> **Obiettivo dichiarato A**:
Estrai tutte le righe di testo dai record e ricopiale senza alcuna modifica, omettendo le immagini.

> **Estratto del documento**:
·····

2. Avverso l’ordinanza hanno proposto ricorso i difensori del ricorrente, che,
con atti distinti, ma con argomentazioni comuni, ne chiedono l’annullamento per
i seguenti motivi:
2.1 inosservanza ed erronea applicazione degli artt. 416 bis cod. pen. 321,
121, 125, 178 lett. c) cod. proc. pen. per assenza di motivazione, omessa
valutazione delle deduzioni difensive e della documentazione prodotta.
Si deduce che l’ordinanza impugnata è priva di motivazione o comunque, è
solo in apparenza motivata, in quanto contiene una sintesi, priva di analisi, delle
imputazioni cautelari senza dar conto del collegamento tra i reati ed i beni
appresi e senza dar conto degli elementi addotti dalla difesa.

·····

> **Materiale fornito**:
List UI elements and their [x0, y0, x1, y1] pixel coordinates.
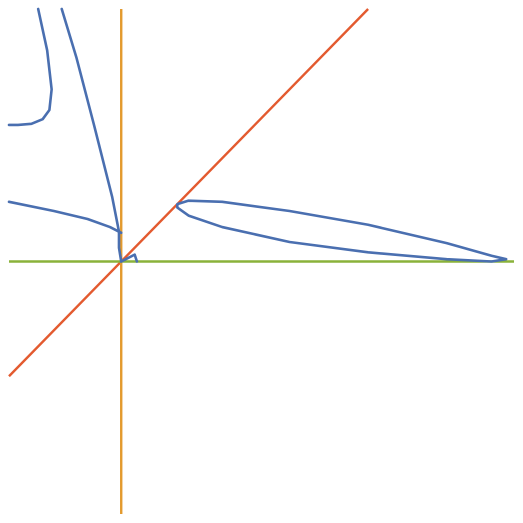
- plot-marks: [7, 7, 514, 514]
- series-1-segment-0: [60, 7, 123, 263]
- series-2-segment-0: [7, 200, 123, 235]
- series-4-segment-0: [176, 199, 508, 263]
- series-3-segment-0: [119, 253, 139, 263]
- series-0-segment-0: [7, 7, 53, 127]
- series-5-segment-0: [8, 8, 369, 378]
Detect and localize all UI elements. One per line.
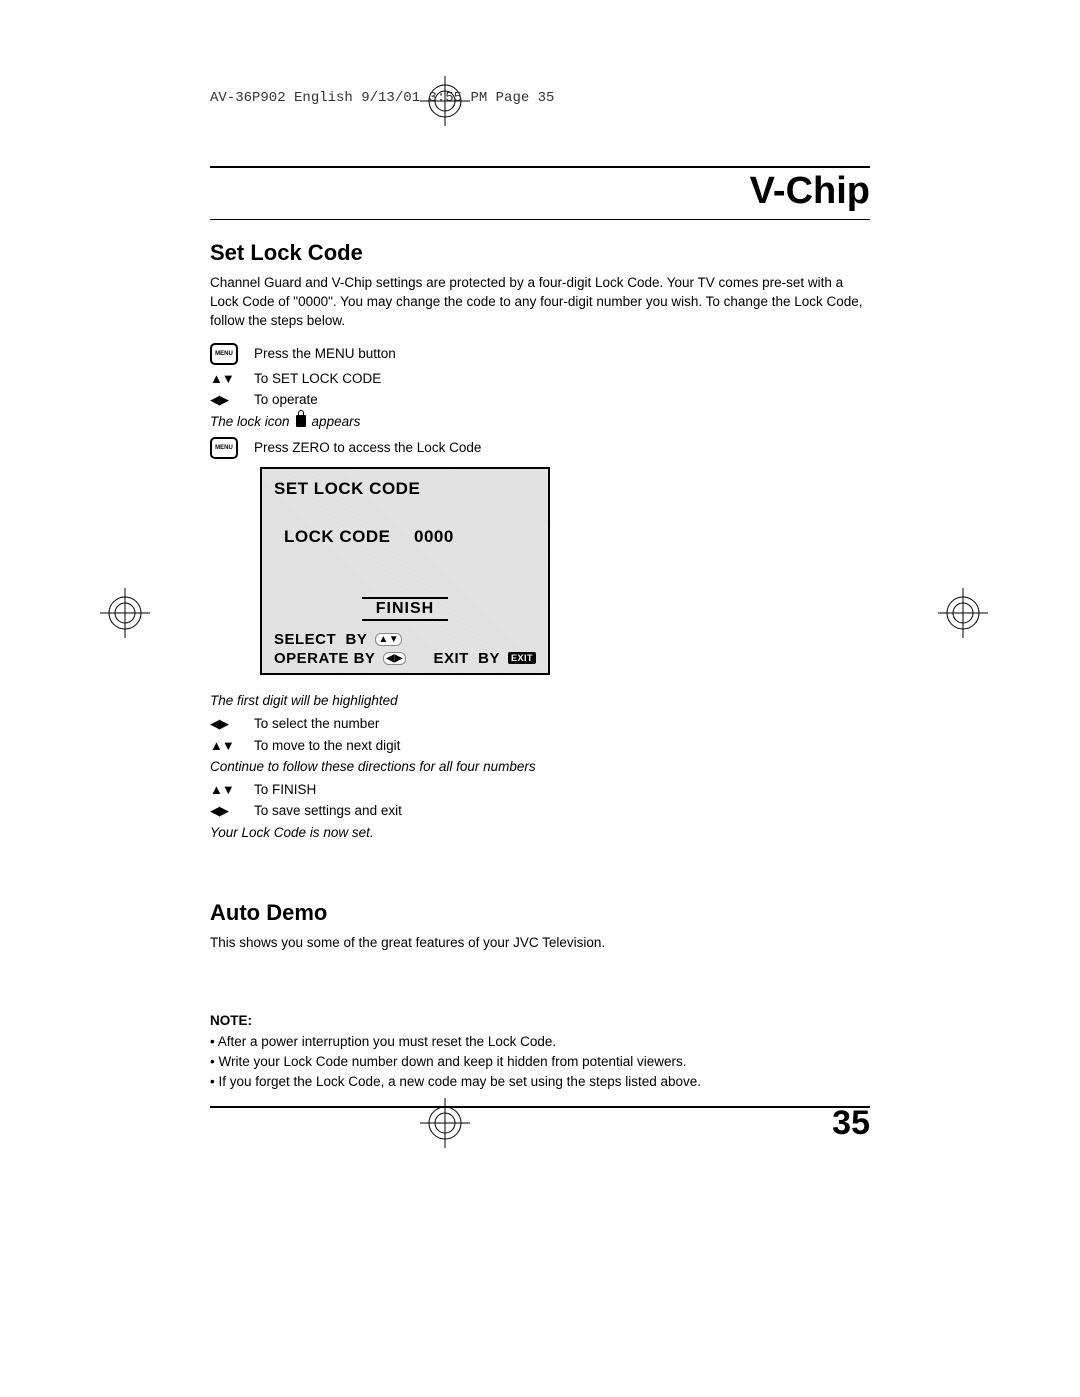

·····

> **Obiettivo dichiarato B**:
Come si traduce in inglese questa frase dell'estratto del documento: "Si deduce che l'ordinanza impugnata è priva di motivazione o comunque, è solo in apparenza motivata, in quanto contiene una sintesi, priva di analisi, delle imputazioni cautelari senza dar conto del collegamento tra i reati ed i beni appresi e senza dar conto degli elementi addotti dalla difesa."?

> **Risultato A**:
List UI elements and their [x0, y0, x1, y1] pixel coordinates.
- plot-marks: [7, 7, 514, 514]
- series-1-segment-0: [60, 7, 123, 263]
- series-2-segment-0: [7, 200, 123, 235]
- series-4-segment-0: [176, 199, 508, 263]
- series-3-segment-0: [119, 253, 139, 263]
- series-0-segment-0: [7, 7, 53, 127]
- series-5-segment-0: [8, 8, 369, 378]
Detect and localize all UI elements. One per line.

> **Risultato B**:
It is argued that the contested order lacks reasoning or, in any case, is only apparently reasoned, since it contains a summary, devoid of analysis, of the precautionary charges without accounting for the connection between the offenses and the seized assets and without accounting for the points raised by the defense.